◆ Problem to solve ◆
Repeat every record below exactly, but leave out any pictures.

◆ Exercise materials ◆
>> Start

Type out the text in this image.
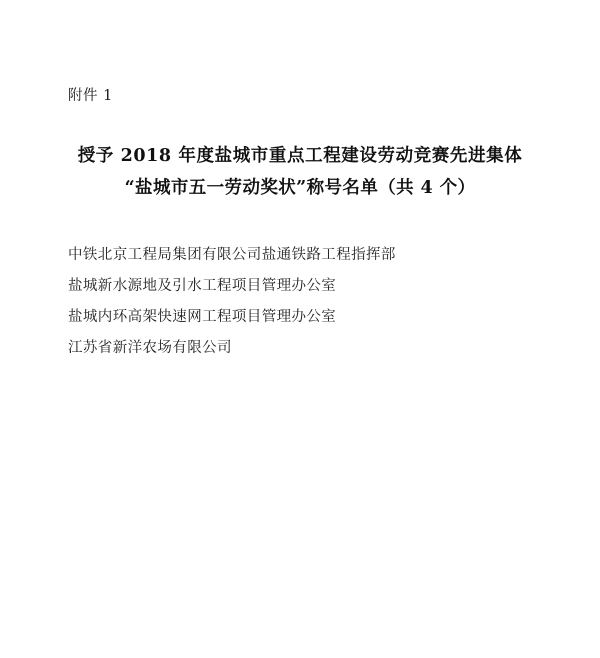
附件 1
授予 2018 年度盐城市重点工程建设劳动竞赛先进集体
“盐城市五一劳动奖状”称号名单（共 4 个）
中铁北京工程局集团有限公司盐通铁路工程指挥部
盐城新水源地及引水工程项目管理办公室
盐城内环高架快速网工程项目管理办公室
江苏省新洋农场有限公司
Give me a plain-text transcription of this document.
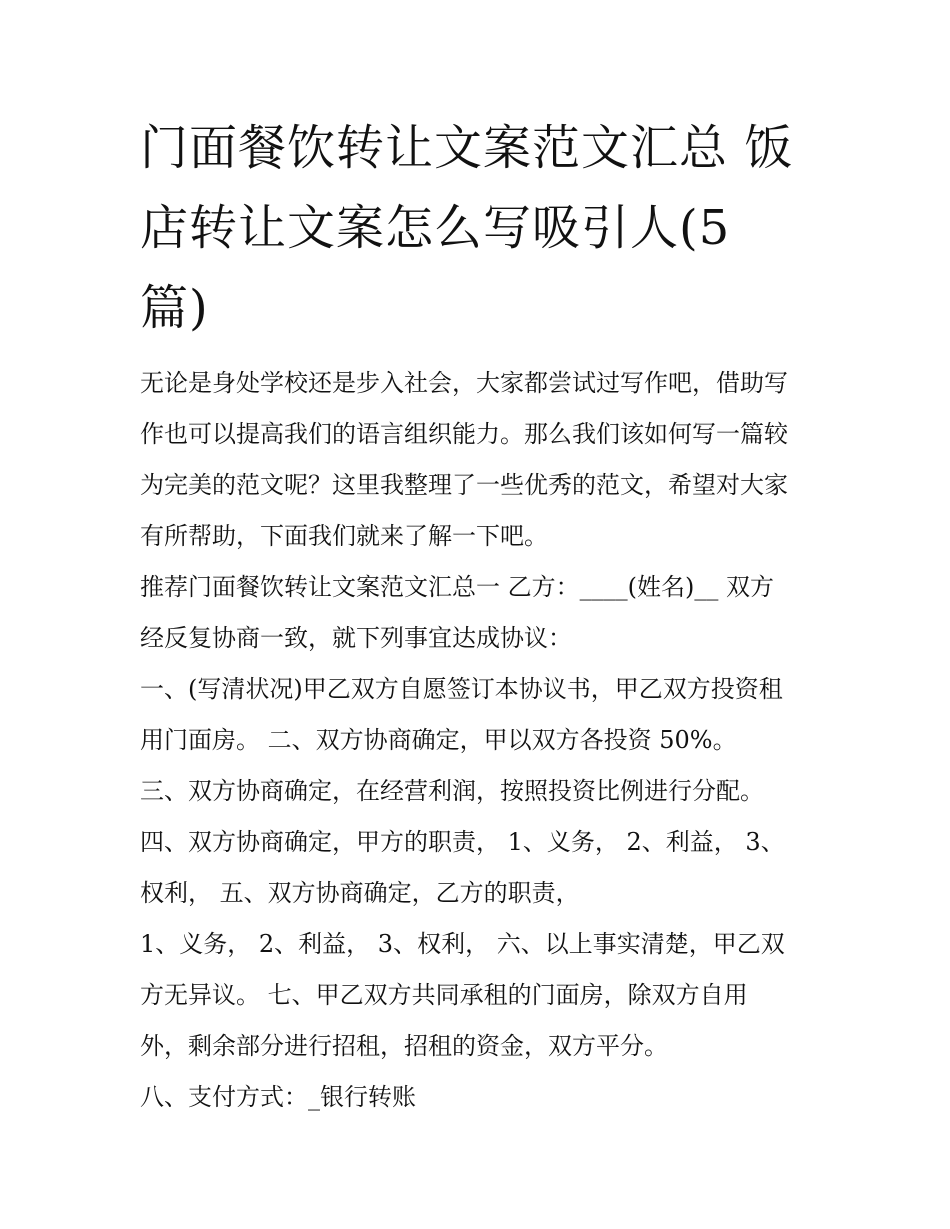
门面餐饮转让文案范文汇总 饭
店转让文案怎么写吸引人(5
篇)
无论是身处学校还是步入社会，大家都尝试过写作吧，借助写
作也可以提高我们的语言组织能力。那么我们该如何写一篇较
为完美的范文呢？这里我整理了一些优秀的范文，希望对大家
有所帮助，下面我们就来了解一下吧。
推荐门面餐饮转让文案范文汇总一 乙方：____(姓名)__ 双方
经反复协商一致，就下列事宜达成协议：
一、(写清状况)甲乙双方自愿签订本协议书，甲乙双方投资租
用门面房。 二、双方协商确定，甲以双方各投资 50%。
三、双方协商确定，在经营利润，按照投资比例进行分配。
四、双方协商确定，甲方的职责， 1、义务， 2、利益， 3、
权利， 五、双方协商确定，乙方的职责，
1、义务， 2、利益， 3、权利， 六、以上事实清楚，甲乙双
方无异议。 七、甲乙双方共同承租的门面房，除双方自用
外，剩余部分进行招租，招租的资金，双方平分。
八、支付方式：_银行转账
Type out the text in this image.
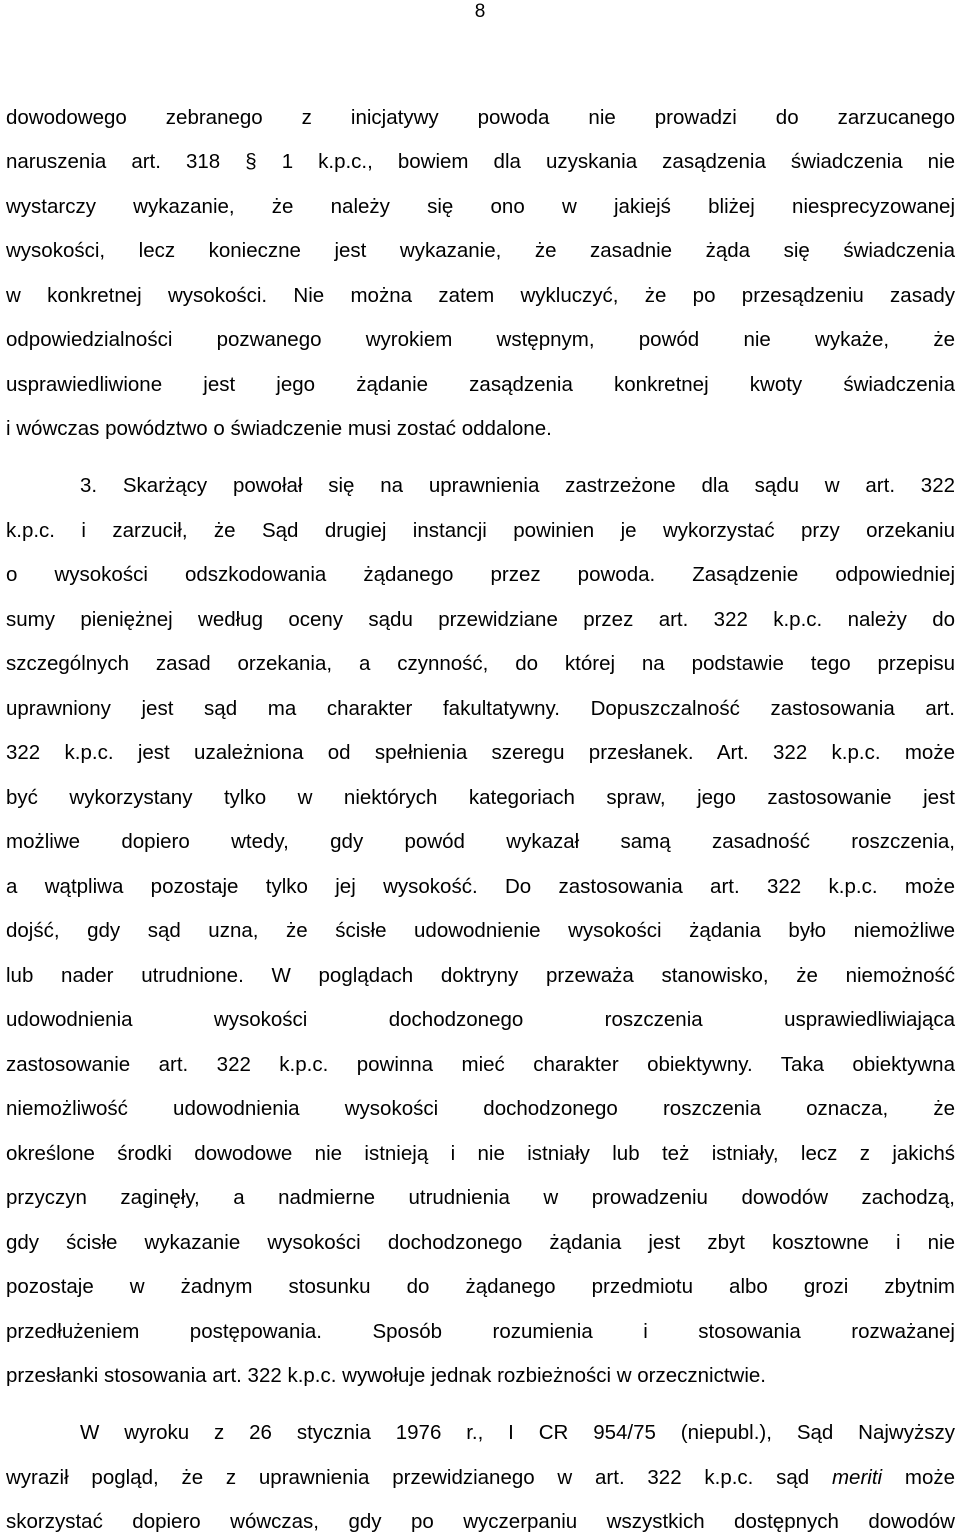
8
dowodowego zebranego z inicjatywy powoda nie prowadzi do zarzucanego
naruszenia art. 318 § 1 k.p.c., bowiem dla uzyskania zasądzenia świadczenia nie
wystarczy wykazanie, że należy się ono w jakiejś bliżej niesprecyzowanej
wysokości, lecz konieczne jest wykazanie, że zasadnie żąda się świadczenia
w konkretnej wysokości. Nie można zatem wykluczyć, że po przesądzeniu zasady
odpowiedzialności pozwanego wyrokiem wstępnym, powód nie wykaże, że
usprawiedliwione jest jego żądanie zasądzenia konkretnej kwoty świadczenia
i wówczas powództwo o świadczenie musi zostać oddalone.
3. Skarżący powołał się na uprawnienia zastrzeżone dla sądu w art. 322
k.p.c. i zarzucił, że Sąd drugiej instancji powinien je wykorzystać przy orzekaniu
o wysokości odszkodowania żądanego przez powoda. Zasądzenie odpowiedniej
sumy pieniężnej według oceny sądu przewidziane przez art. 322 k.p.c. należy do
szczególnych zasad orzekania, a czynność, do której na podstawie tego przepisu
uprawniony jest sąd ma charakter fakultatywny. Dopuszczalność zastosowania art.
322 k.p.c. jest uzależniona od spełnienia szeregu przesłanek. Art. 322 k.p.c. może
być wykorzystany tylko w niektórych kategoriach spraw, jego zastosowanie jest
możliwe dopiero wtedy, gdy powód wykazał samą zasadność roszczenia,
a wątpliwa pozostaje tylko jej wysokość. Do zastosowania art. 322 k.p.c. może
dojść, gdy sąd uzna, że ścisłe udowodnienie wysokości żądania było niemożliwe
lub nader utrudnione. W poglądach doktryny przeważa stanowisko, że niemożność
udowodnienia wysokości dochodzonego roszczenia usprawiedliwiająca
zastosowanie art. 322 k.p.c. powinna mieć charakter obiektywny. Taka obiektywna
niemożliwość udowodnienia wysokości dochodzonego roszczenia oznacza, że
określone środki dowodowe nie istnieją i nie istniały lub też istniały, lecz z jakichś
przyczyn zaginęły, a nadmierne utrudnienia w prowadzeniu dowodów zachodzą,
gdy ścisłe wykazanie wysokości dochodzonego żądania jest zbyt kosztowne i nie
pozostaje w żadnym stosunku do żądanego przedmiotu albo grozi zbytnim
przedłużeniem postępowania. Sposób rozumienia i stosowania rozważanej
przesłanki stosowania art. 322 k.p.c. wywołuje jednak rozbieżności w orzecznictwie.
W wyroku z 26 stycznia 1976 r., I CR 954/75 (niepubl.), Sąd Najwyższy
wyraził pogląd, że z uprawnienia przewidzianego w art. 322 k.p.c. sąd meriti może
skorzystać dopiero wówczas, gdy po wyczerpaniu wszystkich dostępnych dowodów
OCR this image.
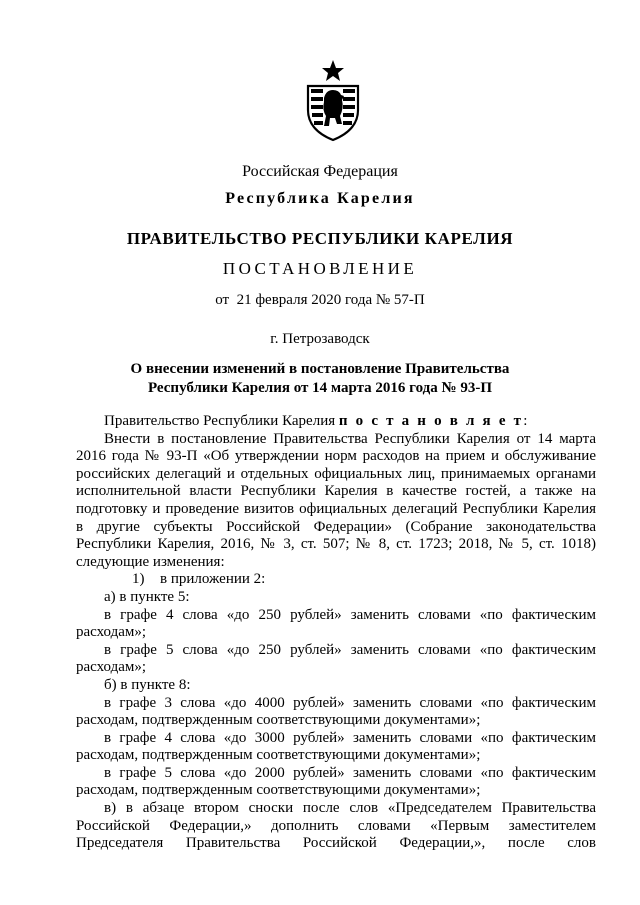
Российская Федерация
Республика Карелия
ПРАВИТЕЛЬСТВО РЕСПУБЛИКИ КАРЕЛИЯ
ПОСТАНОВЛЕНИЕ
от  21 февраля 2020 года № 57-П
г. Петрозаводск
О внесении изменений в постановление Правительства
Республики Карелия от 14 марта 2016 года № 93-П

Правительство Республики Карелия п о с т а н о в л я е т:

Внести в постановление Правительства Республики Карелия от 14 марта 2016 года № 93-П «Об утверждении норм расходов на прием и обслуживание российских делегаций и отдельных официальных лиц, принимаемых органами исполнительной власти Республики Карелия в качестве гостей, а также на подготовку и проведение визитов официальных делегаций Республики Карелия в другие субъекты Российской Федерации» (Собрание законодательства Республики Карелия, 2016, № 3, ст. 507; № 8, ст. 1723; 2018, № 5, ст. 1018) следующие изменения:

1) в приложении 2:

а) в пункте 5:

в графе 4 слова «до 250 рублей» заменить словами «по фактическим расходам»;

в графе 5 слова «до 250 рублей» заменить словами «по фактическим расходам»;

б) в пункте 8:

в графе 3 слова «до 4000 рублей» заменить словами «по фактическим расходам, подтвержденным соответствующими документами»;

в графе 4 слова «до 3000 рублей» заменить словами «по фактическим расходам, подтвержденным соответствующими документами»;

в графе 5 слова «до 2000 рублей» заменить словами «по фактическим расходам, подтвержденным соответствующими документами»;

в) в абзаце втором сноски после слов «Председателем Правительства Российской Федерации,» дополнить словами «Первым заместителем Председателя Правительства Российской Федерации,», после слов
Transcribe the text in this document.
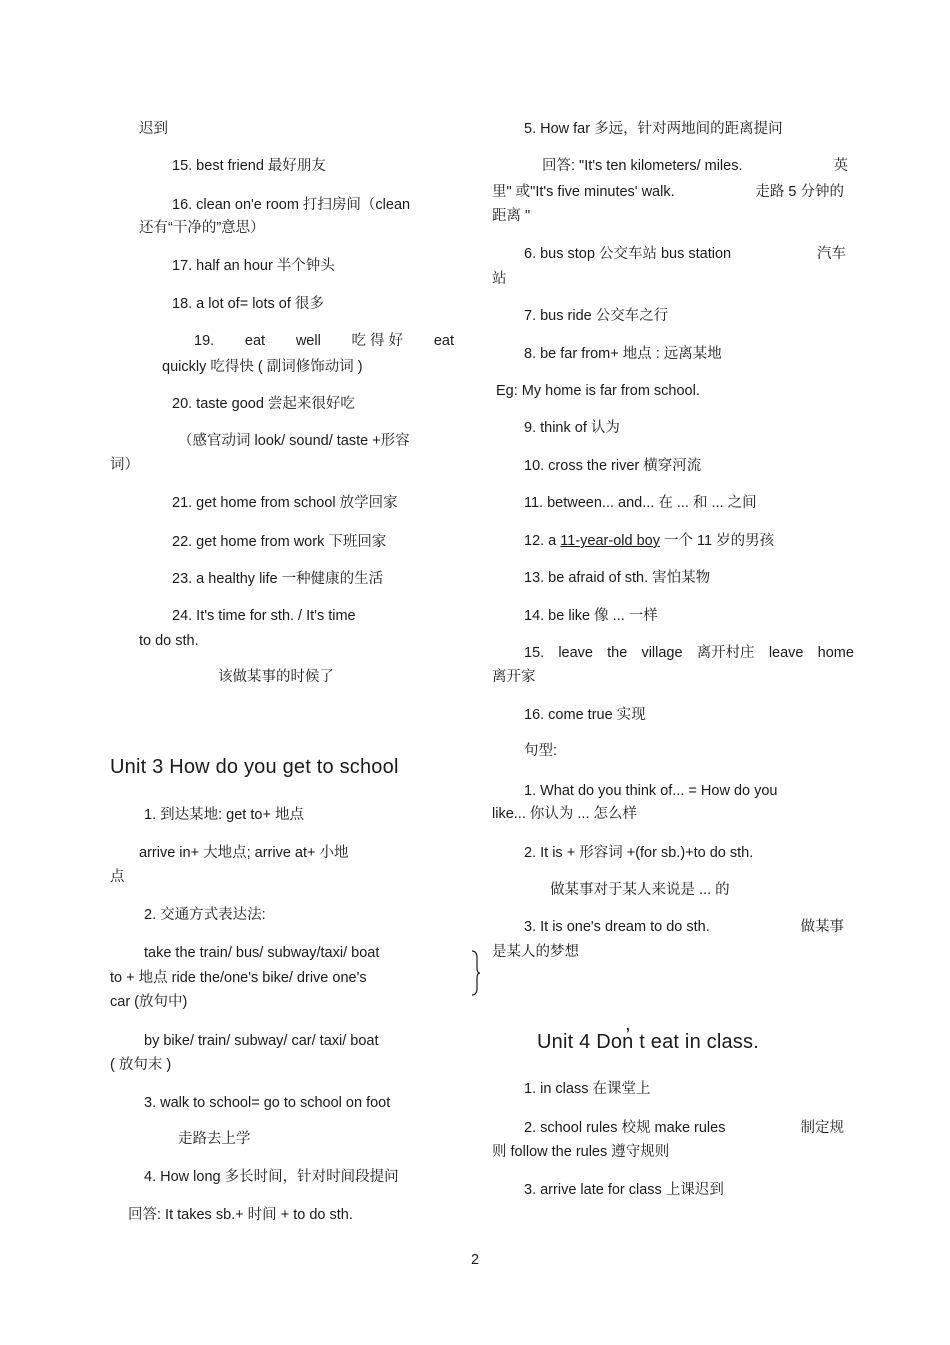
迟到
15. best friend 最好朋友
16. clean on'e room 打扫房间（clean
还有“干净的”意思）
17. half an hour 半个钟头
18. a lot of= lots of 很多
19. eat well 吃 得 好 eat
quickly 吃得快 ( 副词修饰动词 )
20. taste good 尝起来很好吃
（感官动词 look/ sound/ taste +形容
词）
21. get home from school 放学回家
22. get home from work 下班回家
23. a healthy life 一种健康的生活
24. It's time for sth. / It's time
to do sth.
该做某事的时候了
Unit 3 How do you get to school
1. 到达某地: get to+ 地点
arrive in+ 大地点; arrive at+ 小地
点
2. 交通方式表达法:
take the train/ bus/ subway/taxi/ boat
to + 地点 ride the/one's bike/ drive one's
car (放句中)
by bike/ train/ subway/ car/ taxi/ boat
( 放句末 )
3. walk to school= go to school on foot
走路去上学
4. How long 多长时间，针对时间段提问
回答: It takes sb.+ 时间 + to do sth.
5. How far 多远，针对两地间的距离提问
回答: "It's ten kilometers/ miles.	英
里" 或"It's five minutes' walk.	走路 5 分钟的
距离 "
6. bus stop 公交车站 bus station	汽车
站
7. bus ride 公交车之行
8. be far from+ 地点 : 远离某地
Eg: My home is far from school.
9. think of 认为
10. cross the river 横穿河流
11. between... and... 在 ... 和 ... 之间
12. a 11-year-old boy 一个 11 岁的男孩
13. be afraid of sth. 害怕某物
14. be like 像 ... 一样
15. leave the village 离开村庄 leave home
离开家
16. come true 实现
句型:
1. What do you think of... = How do you
like... 你认为 ... 怎么样
2. It is + 形容词 +(for sb.)+to do sth.
做某事对于某人来说是 ... 的
3. It is one's dream to do sth.	做某事
是某人的梦想
Unit 4 Don̓ t eat in class.
1. in class 在课堂上
2. school rules 校规 make rules	制定规
则 follow the rules 遵守规则
3. arrive late for class 上课迟到
2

>> End

◆ Right answer ◆
Type out the text in this image.
附件 1
授予 2018 年度盐城市重点工程建设劳动竞赛先进集体
“盐城市五一劳动奖状”称号名单（共 4 个）
中铁北京工程局集团有限公司盐通铁路工程指挥部
盐城新水源地及引水工程项目管理办公室
盐城内环高架快速网工程项目管理办公室
江苏省新洋农场有限公司
Give me a plain-text transcription of this document.
门面餐饮转让文案范文汇总 饭
店转让文案怎么写吸引人(5
篇)
无论是身处学校还是步入社会，大家都尝试过写作吧，借助写
作也可以提高我们的语言组织能力。那么我们该如何写一篇较
为完美的范文呢？这里我整理了一些优秀的范文，希望对大家
有所帮助，下面我们就来了解一下吧。
推荐门面餐饮转让文案范文汇总一 乙方：____(姓名)__ 双方
经反复协商一致，就下列事宜达成协议：
一、(写清状况)甲乙双方自愿签订本协议书，甲乙双方投资租
用门面房。 二、双方协商确定，甲以双方各投资 50%。
三、双方协商确定，在经营利润，按照投资比例进行分配。
四、双方协商确定，甲方的职责， 1、义务， 2、利益， 3、
权利， 五、双方协商确定，乙方的职责，
1、义务， 2、利益， 3、权利， 六、以上事实清楚，甲乙双
方无异议。 七、甲乙双方共同承租的门面房，除双方自用
外，剩余部分进行招租，招租的资金，双方平分。
八、支付方式：_银行转账
Type out the text in this image.
8
dowodowego zebranego z inicjatywy powoda nie prowadzi do zarzucanego
naruszenia art. 318 § 1 k.p.c., bowiem dla uzyskania zasądzenia świadczenia nie
wystarczy wykazanie, że należy się ono w jakiejś bliżej niesprecyzowanej
wysokości, lecz konieczne jest wykazanie, że zasadnie żąda się świadczenia
w konkretnej wysokości. Nie można zatem wykluczyć, że po przesądzeniu zasady
odpowiedzialności pozwanego wyrokiem wstępnym, powód nie wykaże, że
usprawiedliwione jest jego żądanie zasądzenia konkretnej kwoty świadczenia
i wówczas powództwo o świadczenie musi zostać oddalone.
3. Skarżący powołał się na uprawnienia zastrzeżone dla sądu w art. 322
k.p.c. i zarzucił, że Sąd drugiej instancji powinien je wykorzystać przy orzekaniu
o wysokości odszkodowania żądanego przez powoda. Zasądzenie odpowiedniej
sumy pieniężnej według oceny sądu przewidziane przez art. 322 k.p.c. należy do
szczególnych zasad orzekania, a czynność, do której na podstawie tego przepisu
uprawniony jest sąd ma charakter fakultatywny. Dopuszczalność zastosowania art.
322 k.p.c. jest uzależniona od spełnienia szeregu przesłanek. Art. 322 k.p.c. może
być wykorzystany tylko w niektórych kategoriach spraw, jego zastosowanie jest
możliwe dopiero wtedy, gdy powód wykazał samą zasadność roszczenia,
a wątpliwa pozostaje tylko jej wysokość. Do zastosowania art. 322 k.p.c. może
dojść, gdy sąd uzna, że ścisłe udowodnienie wysokości żądania było niemożliwe
lub nader utrudnione. W poglądach doktryny przeważa stanowisko, że niemożność
udowodnienia wysokości dochodzonego roszczenia usprawiedliwiająca
zastosowanie art. 322 k.p.c. powinna mieć charakter obiektywny. Taka obiektywna
niemożliwość udowodnienia wysokości dochodzonego roszczenia oznacza, że
określone środki dowodowe nie istnieją i nie istniały lub też istniały, lecz z jakichś
przyczyn zaginęły, a nadmierne utrudnienia w prowadzeniu dowodów zachodzą,
gdy ścisłe wykazanie wysokości dochodzonego żądania jest zbyt kosztowne i nie
pozostaje w żadnym stosunku do żądanego przedmiotu albo grozi zbytnim
przedłużeniem postępowania. Sposób rozumienia i stosowania rozważanej
przesłanki stosowania art. 322 k.p.c. wywołuje jednak rozbieżności w orzecznictwie.
W wyroku z 26 stycznia 1976 r., I CR 954/75 (niepubl.), Sąd Najwyższy
wyraził pogląd, że z uprawnienia przewidzianego w art. 322 k.p.c. sąd meriti może
skorzystać dopiero wówczas, gdy po wyczerpaniu wszystkich dostępnych dowodów
OCR this image.
Российская Федерация
Республика Карелия
ПРАВИТЕЛЬСТВО РЕСПУБЛИКИ КАРЕЛИЯ
ПОСТАНОВЛЕНИЕ
от  21 февраля 2020 года № 57-П
г. Петрозаводск
О внесении изменений в постановление Правительства
Республики Карелия от 14 марта 2016 года № 93-П

Правительство Республики Карелия п о с т а н о в л я е т:

Внести в постановление Правительства Республики Карелия от 14 марта 2016 года № 93-П «Об утверждении норм расходов на прием и обслуживание российских делегаций и отдельных официальных лиц, принимаемых органами исполнительной власти Республики Карелия в качестве гостей, а также на подготовку и проведение визитов официальных делегаций Республики Карелия в другие субъекты Российской Федерации» (Собрание законодательства Республики Карелия, 2016, № 3, ст. 507; № 8, ст. 1723; 2018, № 5, ст. 1018) следующие изменения:

1) в приложении 2:

а) в пункте 5:

в графе 4 слова «до 250 рублей» заменить словами «по фактическим расходам»;

в графе 5 слова «до 250 рублей» заменить словами «по фактическим расходам»;

б) в пункте 8:

в графе 3 слова «до 4000 рублей» заменить словами «по фактическим расходам, подтвержденным соответствующими документами»;

в графе 4 слова «до 3000 рублей» заменить словами «по фактическим расходам, подтвержденным соответствующими документами»;

в графе 5 слова «до 2000 рублей» заменить словами «по фактическим расходам, подтвержденным соответствующими документами»;

в) в абзаце втором сноски после слов «Председателем Правительства Российской Федерации,» дополнить словами «Первым заместителем Председателя Правительства Российской Федерации,», после слов
Transcribe the text in this document.
迟到
15. best friend 最好朋友
16. clean on'e room 打扫房间（clean
还有“干净的”意思）
17. half an hour 半个钟头
18. a lot of= lots of 很多
19. eat well 吃 得 好 eat
quickly 吃得快 ( 副词修饰动词 )
20. taste good 尝起来很好吃
（感官动词 look/ sound/ taste +形容
词）
21. get home from school 放学回家
22. get home from work 下班回家
23. a healthy life 一种健康的生活
24. It's time for sth. / It's time
to do sth.
该做某事的时候了
Unit 3 How do you get to school
1. 到达某地: get to+ 地点
arrive in+ 大地点; arrive at+ 小地
点
2. 交通方式表达法:
take the train/ bus/ subway/taxi/ boat
to + 地点 ride the/one's bike/ drive one's
car (放句中)
by bike/ train/ subway/ car/ taxi/ boat
( 放句末 )
3. walk to school= go to school on foot
走路去上学
4. How long 多长时间，针对时间段提问
回答: It takes sb.+ 时间 + to do sth.
5. How far 多远，针对两地间的距离提问
回答: "It's ten kilometers/ miles.	英
里" 或"It's five minutes' walk.	走路 5 分钟的
距离 "
6. bus stop 公交车站 bus station	汽车
站
7. bus ride 公交车之行
8. be far from+ 地点 : 远离某地
Eg: My home is far from school.
9. think of 认为
10. cross the river 横穿河流
11. between... and... 在 ... 和 ... 之间
12. a 11-year-old boy 一个 11 岁的男孩
13. be afraid of sth. 害怕某物
14. be like 像 ... 一样
15. leave the village 离开村庄 leave home
离开家
16. come true 实现
句型:
1. What do you think of... = How do you
like... 你认为 ... 怎么样
2. It is + 形容词 +(for sb.)+to do sth.
做某事对于某人来说是 ... 的
3. It is one's dream to do sth.	做某事
是某人的梦想
Unit 4 Don̓ t eat in class.
1. in class 在课堂上
2. school rules 校规 make rules	制定规
则 follow the rules 遵守规则
3. arrive late for class 上课迟到
2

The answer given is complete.